(Dataset rows about figures)
+ + + +
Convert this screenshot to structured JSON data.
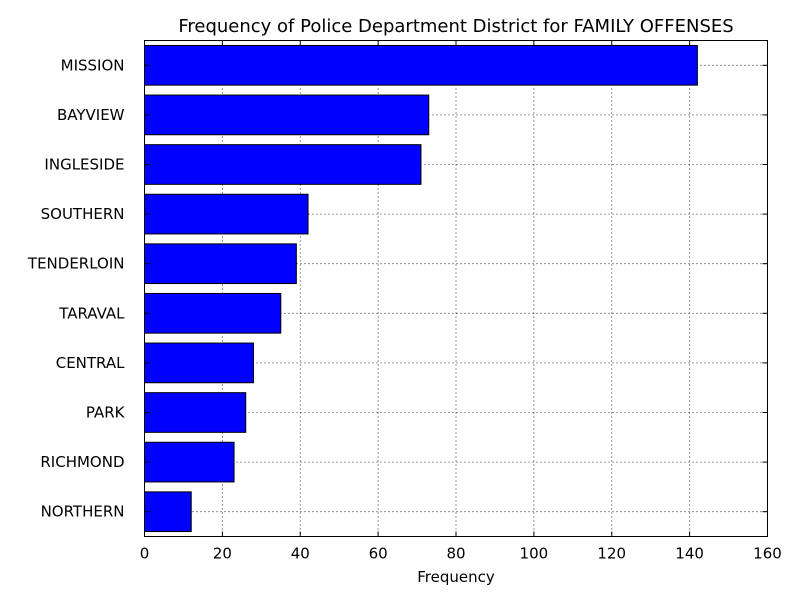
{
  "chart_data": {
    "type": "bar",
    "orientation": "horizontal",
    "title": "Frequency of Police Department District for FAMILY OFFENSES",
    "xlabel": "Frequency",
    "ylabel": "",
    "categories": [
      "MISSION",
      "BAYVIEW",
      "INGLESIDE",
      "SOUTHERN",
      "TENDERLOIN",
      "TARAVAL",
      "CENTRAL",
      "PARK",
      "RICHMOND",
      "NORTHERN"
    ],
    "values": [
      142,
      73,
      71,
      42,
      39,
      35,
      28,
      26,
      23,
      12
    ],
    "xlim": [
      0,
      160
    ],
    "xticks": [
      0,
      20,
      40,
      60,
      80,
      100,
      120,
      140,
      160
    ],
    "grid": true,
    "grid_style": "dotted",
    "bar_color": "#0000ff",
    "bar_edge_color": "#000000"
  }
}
+ + + +
__Your task__
Exclude the pictures and repeat every other part of the records word for word.

__Completed exercise__
Convert this screenshot to structured JSON data.
{
  "chart_data": {
    "type": "bar",
    "orientation": "horizontal",
    "title": "Frequency of Police Department District for FAMILY OFFENSES",
    "xlabel": "Frequency",
    "ylabel": "",
    "categories": [
      "MISSION",
      "BAYVIEW",
      "INGLESIDE",
      "SOUTHERN",
      "TENDERLOIN",
      "TARAVAL",
      "CENTRAL",
      "PARK",
      "RICHMOND",
      "NORTHERN"
    ],
    "values": [
      142,
      73,
      71,
      42,
      39,
      35,
      28,
      26,
      23,
      12
    ],
    "xlim": [
      0,
      160
    ],
    "xticks": [
      0,
      20,
      40,
      60,
      80,
      100,
      120,
      140,
      160
    ],
    "grid": true,
    "grid_style": "dotted",
    "bar_color": "#0000ff",
    "bar_edge_color": "#000000"
  }
}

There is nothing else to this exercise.